Scan the records for the string "document"; copy each line where it occurs.

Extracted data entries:
◆ ◆ ◆ ◆ ◆ ◆ ◆

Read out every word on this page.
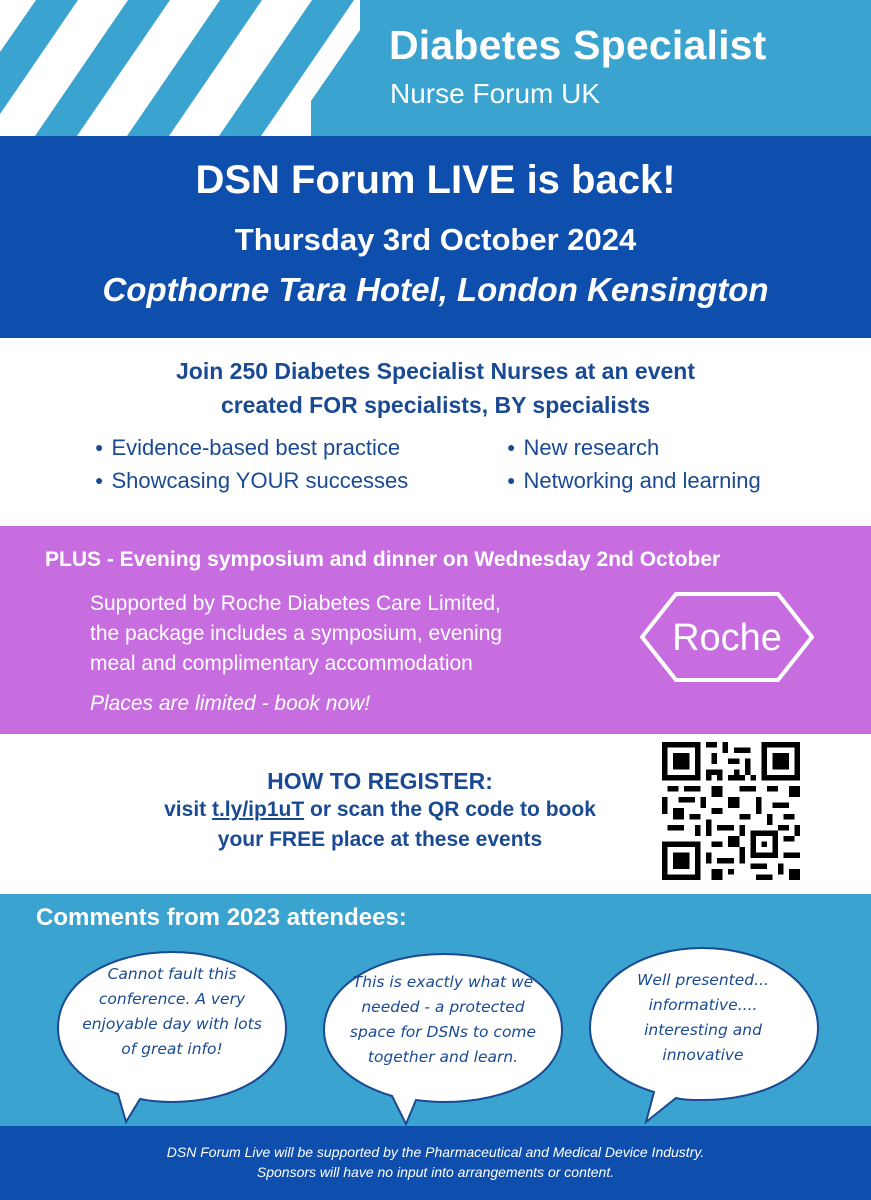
Diabetes Specialist
Nurse Forum UK
DSN Forum LIVE is back!
Thursday 3rd October 2024
Copthorne Tara Hotel, London Kensington
Join 250 Diabetes Specialist Nurses at an event
created FOR specialists, BY specialists
● Evidence-based best practice
● Showcasing YOUR successes
● New research
● Networking and learning
PLUS - Evening symposium and dinner on Wednesday 2nd October
Supported by Roche Diabetes Care Limited,
the package includes a symposium, evening
meal and complimentary accommodation
Places are limited - book now!
Roche
HOW TO REGISTER:
visit t.ly/ip1uT or scan the QR code to book
your FREE place at these events
Comments from 2023 attendees:
Cannot fault this
conference. A very
enjoyable day with lots
of great info!
This is exactly what we
needed - a protected
space for DSNs to come
together and learn.
Well presented...
informative....
interesting and
innovative
DSN Forum Live will be supported by the Pharmaceutical and Medical Device Industry.
Sponsors will have no input into arrangements or content.
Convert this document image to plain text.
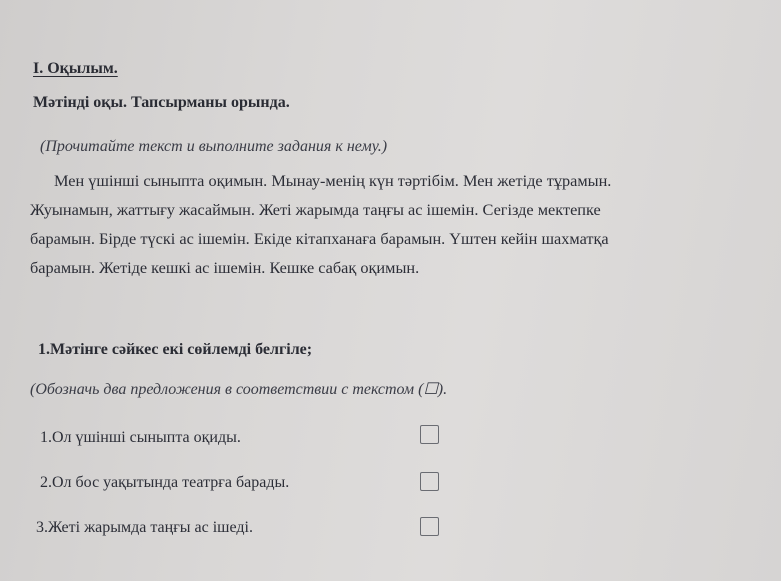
I. Оқылым.
Мәтінді оқы. Тапсырманы орында.
(Прочитайте текст и выполните задания к нему.)
Мен үшінші сыныпта оқимын. Мынау-менің күн тәртібім. Мен жетіде тұрамын.
Жуынамын, жаттығу жасаймын. Жеті жарымда таңғы ас ішемін. Сегізде мектепке
барамын. Бірде түскі ас ішемін. Екіде кітапханаға барамын. Үштен кейін шахматқа
барамын. Жетіде кешкі ас ішемін. Кешке сабақ оқимын.
1.Мәтінге сәйкес екі сөйлемді белгіле;
(Обозначь два предложения в соответствии с текстом (☐).
1.Ол үшінші сыныпта оқиды.
2.Ол бос уақытында театрға барады.
3.Жеті жарымда таңғы ас ішеді.
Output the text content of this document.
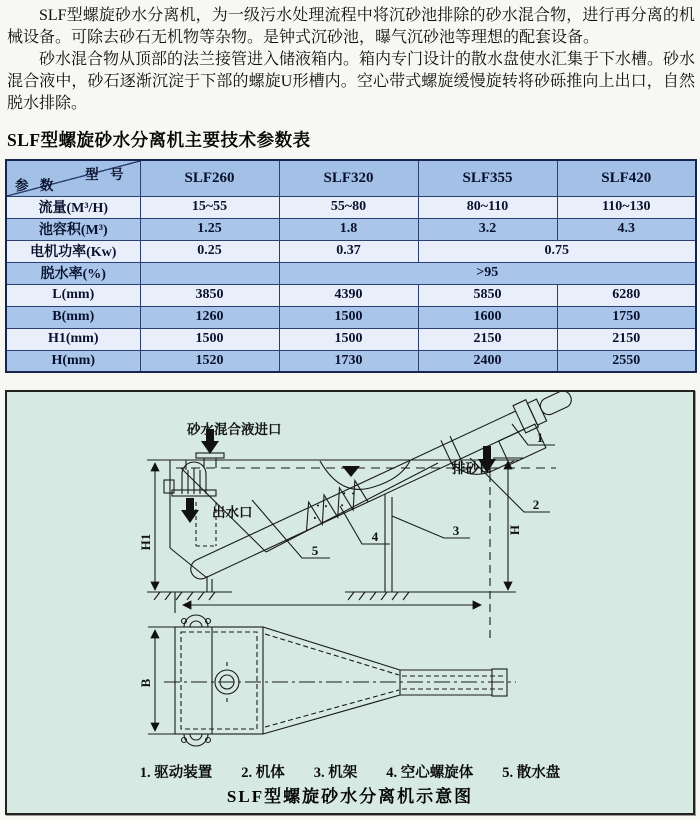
SLF型螺旋砂水分离机，为一级污水处理流程中将沉砂池排除的砂水混合物，进行再分离的机械设备。可除去砂石无机物等杂物。是钟式沉砂池，曝气沉砂池等理想的配套设备。

砂水混合物从顶部的法兰接管进入储液箱内。箱内专门设计的散水盘使水汇集于下水槽。砂水混合液中，砂石逐渐沉淀于下部的螺旋U形槽内。空心带式螺旋缓慢旋转将砂砾推向上出口，自然脱水排除。

SLF型螺旋砂水分离机主要技术参数表
型 号
参 数	SLF260	SLF320	SLF355	SLF420
流量(M³/H)	15~55	55~80	80~110	110~130
池容积(M³)	1.25	1.8	3.2	4.3
电机功率(Kw)	0.25	0.37	0.75	
脱水率(%)		>95		
L(mm)	3850	4390	5850	6280
B(mm)	1260	1500	1600	1750
H1(mm)	1500	1500	2150	2150
H(mm)	1520	1730	2400	2550
砂水混合液进口
排砂口
出水口
H1
H
B
1
2
3
4
5
1. 驱动装置　　2. 机体　　3. 机架　　4. 空心螺旋体　　5. 散水盘
SLF型螺旋砂水分离机示意图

◆ ◆ ◆ ◆ ◆ ◆ ◆

**Output for this task**
Convert this document image to plain text.
Output the text content of this document.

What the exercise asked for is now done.